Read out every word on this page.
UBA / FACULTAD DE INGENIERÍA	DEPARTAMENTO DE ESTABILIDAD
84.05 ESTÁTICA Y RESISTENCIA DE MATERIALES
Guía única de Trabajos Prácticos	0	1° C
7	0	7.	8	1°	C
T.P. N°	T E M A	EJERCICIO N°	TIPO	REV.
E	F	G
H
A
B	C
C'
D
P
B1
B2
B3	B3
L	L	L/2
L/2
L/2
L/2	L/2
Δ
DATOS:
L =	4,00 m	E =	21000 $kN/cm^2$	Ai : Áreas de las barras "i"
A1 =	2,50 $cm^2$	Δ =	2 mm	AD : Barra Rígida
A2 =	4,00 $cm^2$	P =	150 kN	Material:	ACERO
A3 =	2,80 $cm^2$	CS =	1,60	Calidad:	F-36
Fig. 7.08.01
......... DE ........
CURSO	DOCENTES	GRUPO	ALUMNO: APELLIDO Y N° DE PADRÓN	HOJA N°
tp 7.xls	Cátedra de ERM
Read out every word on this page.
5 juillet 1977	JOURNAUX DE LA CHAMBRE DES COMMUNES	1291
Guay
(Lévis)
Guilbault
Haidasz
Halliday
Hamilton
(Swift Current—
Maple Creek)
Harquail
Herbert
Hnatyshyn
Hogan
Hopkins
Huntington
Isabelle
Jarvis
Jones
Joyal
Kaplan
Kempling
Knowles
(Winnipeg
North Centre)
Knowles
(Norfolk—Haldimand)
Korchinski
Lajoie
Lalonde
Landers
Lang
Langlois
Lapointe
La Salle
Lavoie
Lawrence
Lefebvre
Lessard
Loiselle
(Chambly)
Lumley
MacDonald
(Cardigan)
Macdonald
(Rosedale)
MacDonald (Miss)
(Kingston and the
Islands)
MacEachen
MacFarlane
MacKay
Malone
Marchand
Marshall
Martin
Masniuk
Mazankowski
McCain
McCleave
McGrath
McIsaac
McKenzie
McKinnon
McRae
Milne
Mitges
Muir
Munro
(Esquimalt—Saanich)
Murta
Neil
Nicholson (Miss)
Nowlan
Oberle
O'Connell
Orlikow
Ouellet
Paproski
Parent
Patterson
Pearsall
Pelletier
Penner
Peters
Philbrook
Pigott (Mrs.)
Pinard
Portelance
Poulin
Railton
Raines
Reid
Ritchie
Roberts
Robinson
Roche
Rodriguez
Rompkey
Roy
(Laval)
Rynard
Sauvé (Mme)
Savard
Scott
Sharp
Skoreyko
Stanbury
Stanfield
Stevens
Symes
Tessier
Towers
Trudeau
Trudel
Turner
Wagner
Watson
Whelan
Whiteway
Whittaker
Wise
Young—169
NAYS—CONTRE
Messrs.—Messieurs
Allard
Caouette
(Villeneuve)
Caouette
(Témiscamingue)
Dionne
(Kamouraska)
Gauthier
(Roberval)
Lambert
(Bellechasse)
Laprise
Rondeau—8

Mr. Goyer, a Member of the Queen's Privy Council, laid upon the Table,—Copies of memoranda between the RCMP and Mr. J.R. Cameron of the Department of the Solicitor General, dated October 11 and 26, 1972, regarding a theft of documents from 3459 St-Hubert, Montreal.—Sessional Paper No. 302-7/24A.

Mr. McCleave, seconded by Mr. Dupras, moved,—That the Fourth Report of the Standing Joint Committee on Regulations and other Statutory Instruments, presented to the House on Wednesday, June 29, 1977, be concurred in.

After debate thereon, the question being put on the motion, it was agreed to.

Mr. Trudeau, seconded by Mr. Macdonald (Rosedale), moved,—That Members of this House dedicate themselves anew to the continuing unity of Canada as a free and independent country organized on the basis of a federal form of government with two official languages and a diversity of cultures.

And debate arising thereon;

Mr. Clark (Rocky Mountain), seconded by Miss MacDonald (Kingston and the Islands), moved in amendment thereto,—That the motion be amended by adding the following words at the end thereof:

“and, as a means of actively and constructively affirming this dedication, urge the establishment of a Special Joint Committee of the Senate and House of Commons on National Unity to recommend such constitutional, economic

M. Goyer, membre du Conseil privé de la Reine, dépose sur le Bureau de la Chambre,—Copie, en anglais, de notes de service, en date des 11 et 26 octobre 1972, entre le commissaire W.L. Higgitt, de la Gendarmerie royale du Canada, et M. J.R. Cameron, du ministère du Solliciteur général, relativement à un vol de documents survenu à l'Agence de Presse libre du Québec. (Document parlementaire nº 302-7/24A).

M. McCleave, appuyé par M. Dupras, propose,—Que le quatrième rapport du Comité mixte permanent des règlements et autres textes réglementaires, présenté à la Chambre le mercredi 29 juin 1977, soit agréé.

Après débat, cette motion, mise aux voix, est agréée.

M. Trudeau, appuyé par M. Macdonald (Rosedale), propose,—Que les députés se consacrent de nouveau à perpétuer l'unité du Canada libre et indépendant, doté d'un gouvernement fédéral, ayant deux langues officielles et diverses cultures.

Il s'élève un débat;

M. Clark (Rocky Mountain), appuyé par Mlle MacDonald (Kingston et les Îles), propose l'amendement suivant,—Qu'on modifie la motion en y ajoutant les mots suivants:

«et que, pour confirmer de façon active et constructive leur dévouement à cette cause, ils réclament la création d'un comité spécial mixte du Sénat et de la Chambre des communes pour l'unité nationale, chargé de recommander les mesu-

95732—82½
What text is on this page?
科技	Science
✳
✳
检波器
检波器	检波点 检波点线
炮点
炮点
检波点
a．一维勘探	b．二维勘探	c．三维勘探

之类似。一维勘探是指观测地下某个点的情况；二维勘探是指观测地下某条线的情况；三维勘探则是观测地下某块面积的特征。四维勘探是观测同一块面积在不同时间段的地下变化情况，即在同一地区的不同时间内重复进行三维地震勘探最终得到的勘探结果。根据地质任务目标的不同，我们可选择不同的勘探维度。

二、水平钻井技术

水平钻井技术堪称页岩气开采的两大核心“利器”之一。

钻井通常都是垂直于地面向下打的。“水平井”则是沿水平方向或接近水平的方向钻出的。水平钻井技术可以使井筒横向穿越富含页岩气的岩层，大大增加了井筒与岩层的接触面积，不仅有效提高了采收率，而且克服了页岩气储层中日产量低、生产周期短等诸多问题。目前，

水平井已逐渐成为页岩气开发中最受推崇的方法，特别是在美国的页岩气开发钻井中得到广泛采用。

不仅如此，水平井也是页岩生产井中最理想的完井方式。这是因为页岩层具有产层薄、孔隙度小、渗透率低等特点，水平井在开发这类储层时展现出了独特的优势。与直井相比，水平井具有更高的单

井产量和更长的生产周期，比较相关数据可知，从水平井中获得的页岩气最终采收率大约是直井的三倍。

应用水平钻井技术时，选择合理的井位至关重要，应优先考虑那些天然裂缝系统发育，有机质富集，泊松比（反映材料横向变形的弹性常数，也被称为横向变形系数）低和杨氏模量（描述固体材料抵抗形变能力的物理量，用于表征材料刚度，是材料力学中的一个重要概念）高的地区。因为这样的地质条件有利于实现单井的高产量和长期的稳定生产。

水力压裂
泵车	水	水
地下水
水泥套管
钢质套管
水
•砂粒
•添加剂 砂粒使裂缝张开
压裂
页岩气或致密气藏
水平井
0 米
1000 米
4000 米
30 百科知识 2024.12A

Written task =>
Write out the whole listing again. Match it word for word.

Answer =>
Read out every word on this page.
UBA / FACULTAD DE INGENIERÍA	DEPARTAMENTO DE ESTABILIDAD
84.05 ESTÁTICA Y RESISTENCIA DE MATERIALES
Guía única de Trabajos Prácticos	0	1° C
7	0	7.	8	1°	C
T.P. N°	T E M A	EJERCICIO N°	TIPO	REV.
E	F	G
H
A
B	C
C'
D
P
B1
B2
B3	B3
L	L	L/2
L/2
L/2
L/2	L/2
Δ
DATOS:
L =	4,00 m	E =	21000 $kN/cm^2$	Ai : Áreas de las barras "i"
A1 =	2,50 $cm^2$	Δ =	2 mm	AD : Barra Rígida
A2 =	4,00 $cm^2$	P =	150 kN	Material:	ACERO
A3 =	2,80 $cm^2$	CS =	1,60	Calidad:	F-36
Fig. 7.08.01
......... DE ........
CURSO	DOCENTES	GRUPO	ALUMNO: APELLIDO Y N° DE PADRÓN	HOJA N°
tp 7.xls	Cátedra de ERM
Read out every word on this page.
5 juillet 1977	JOURNAUX DE LA CHAMBRE DES COMMUNES	1291
Guay
(Lévis)
Guilbault
Haidasz
Halliday
Hamilton
(Swift Current—
Maple Creek)
Harquail
Herbert
Hnatyshyn
Hogan
Hopkins
Huntington
Isabelle
Jarvis
Jones
Joyal
Kaplan
Kempling
Knowles
(Winnipeg
North Centre)
Knowles
(Norfolk—Haldimand)
Korchinski
Lajoie
Lalonde
Landers
Lang
Langlois
Lapointe
La Salle
Lavoie
Lawrence
Lefebvre
Lessard
Loiselle
(Chambly)
Lumley
MacDonald
(Cardigan)
Macdonald
(Rosedale)
MacDonald (Miss)
(Kingston and the
Islands)
MacEachen
MacFarlane
MacKay
Malone
Marchand
Marshall
Martin
Masniuk
Mazankowski
McCain
McCleave
McGrath
McIsaac
McKenzie
McKinnon
McRae
Milne
Mitges
Muir
Munro
(Esquimalt—Saanich)
Murta
Neil
Nicholson (Miss)
Nowlan
Oberle
O'Connell
Orlikow
Ouellet
Paproski
Parent
Patterson
Pearsall
Pelletier
Penner
Peters
Philbrook
Pigott (Mrs.)
Pinard
Portelance
Poulin
Railton
Raines
Reid
Ritchie
Roberts
Robinson
Roche
Rodriguez
Rompkey
Roy
(Laval)
Rynard
Sauvé (Mme)
Savard
Scott
Sharp
Skoreyko
Stanbury
Stanfield
Stevens
Symes
Tessier
Towers
Trudeau
Trudel
Turner
Wagner
Watson
Whelan
Whiteway
Whittaker
Wise
Young—169
NAYS—CONTRE
Messrs.—Messieurs
Allard
Caouette
(Villeneuve)
Caouette
(Témiscamingue)
Dionne
(Kamouraska)
Gauthier
(Roberval)
Lambert
(Bellechasse)
Laprise
Rondeau—8

Mr. Goyer, a Member of the Queen's Privy Council, laid upon the Table,—Copies of memoranda between the RCMP and Mr. J.R. Cameron of the Department of the Solicitor General, dated October 11 and 26, 1972, regarding a theft of documents from 3459 St-Hubert, Montreal.—Sessional Paper No. 302-7/24A.

Mr. McCleave, seconded by Mr. Dupras, moved,—That the Fourth Report of the Standing Joint Committee on Regulations and other Statutory Instruments, presented to the House on Wednesday, June 29, 1977, be concurred in.

After debate thereon, the question being put on the motion, it was agreed to.

Mr. Trudeau, seconded by Mr. Macdonald (Rosedale), moved,—That Members of this House dedicate themselves anew to the continuing unity of Canada as a free and independent country organized on the basis of a federal form of government with two official languages and a diversity of cultures.

And debate arising thereon;

Mr. Clark (Rocky Mountain), seconded by Miss MacDonald (Kingston and the Islands), moved in amendment thereto,—That the motion be amended by adding the following words at the end thereof:

“and, as a means of actively and constructively affirming this dedication, urge the establishment of a Special Joint Committee of the Senate and House of Commons on National Unity to recommend such constitutional, economic

M. Goyer, membre du Conseil privé de la Reine, dépose sur le Bureau de la Chambre,—Copie, en anglais, de notes de service, en date des 11 et 26 octobre 1972, entre le commissaire W.L. Higgitt, de la Gendarmerie royale du Canada, et M. J.R. Cameron, du ministère du Solliciteur général, relativement à un vol de documents survenu à l'Agence de Presse libre du Québec. (Document parlementaire nº 302-7/24A).

M. McCleave, appuyé par M. Dupras, propose,—Que le quatrième rapport du Comité mixte permanent des règlements et autres textes réglementaires, présenté à la Chambre le mercredi 29 juin 1977, soit agréé.

Après débat, cette motion, mise aux voix, est agréée.

M. Trudeau, appuyé par M. Macdonald (Rosedale), propose,—Que les députés se consacrent de nouveau à perpétuer l'unité du Canada libre et indépendant, doté d'un gouvernement fédéral, ayant deux langues officielles et diverses cultures.

Il s'élève un débat;

M. Clark (Rocky Mountain), appuyé par Mlle MacDonald (Kingston et les Îles), propose l'amendement suivant,—Qu'on modifie la motion en y ajoutant les mots suivants:

«et que, pour confirmer de façon active et constructive leur dévouement à cette cause, ils réclament la création d'un comité spécial mixte du Sénat et de la Chambre des communes pour l'unité nationale, chargé de recommander les mesu-

95732—82½
What text is on this page?
科技	Science
✳
✳
检波器
检波器	检波点 检波点线
炮点
炮点
检波点
a．一维勘探	b．二维勘探	c．三维勘探

之类似。一维勘探是指观测地下某个点的情况；二维勘探是指观测地下某条线的情况；三维勘探则是观测地下某块面积的特征。四维勘探是观测同一块面积在不同时间段的地下变化情况，即在同一地区的不同时间内重复进行三维地震勘探最终得到的勘探结果。根据地质任务目标的不同，我们可选择不同的勘探维度。

二、水平钻井技术

水平钻井技术堪称页岩气开采的两大核心“利器”之一。

钻井通常都是垂直于地面向下打的。“水平井”则是沿水平方向或接近水平的方向钻出的。水平钻井技术可以使井筒横向穿越富含页岩气的岩层，大大增加了井筒与岩层的接触面积，不仅有效提高了采收率，而且克服了页岩气储层中日产量低、生产周期短等诸多问题。目前，

水平井已逐渐成为页岩气开发中最受推崇的方法，特别是在美国的页岩气开发钻井中得到广泛采用。

不仅如此，水平井也是页岩生产井中最理想的完井方式。这是因为页岩层具有产层薄、孔隙度小、渗透率低等特点，水平井在开发这类储层时展现出了独特的优势。与直井相比，水平井具有更高的单

井产量和更长的生产周期，比较相关数据可知，从水平井中获得的页岩气最终采收率大约是直井的三倍。

应用水平钻井技术时，选择合理的井位至关重要，应优先考虑那些天然裂缝系统发育，有机质富集，泊松比（反映材料横向变形的弹性常数，也被称为横向变形系数）低和杨氏模量（描述固体材料抵抗形变能力的物理量，用于表征材料刚度，是材料力学中的一个重要概念）高的地区。因为这样的地质条件有利于实现单井的高产量和长期的稳定生产。

水力压裂
泵车	水	水
地下水
水泥套管
钢质套管
水
•砂粒
•添加剂 砂粒使裂缝张开
压裂
页岩气或致密气藏
水平井
0 米
1000 米
4000 米
30 百科知识 2024.12A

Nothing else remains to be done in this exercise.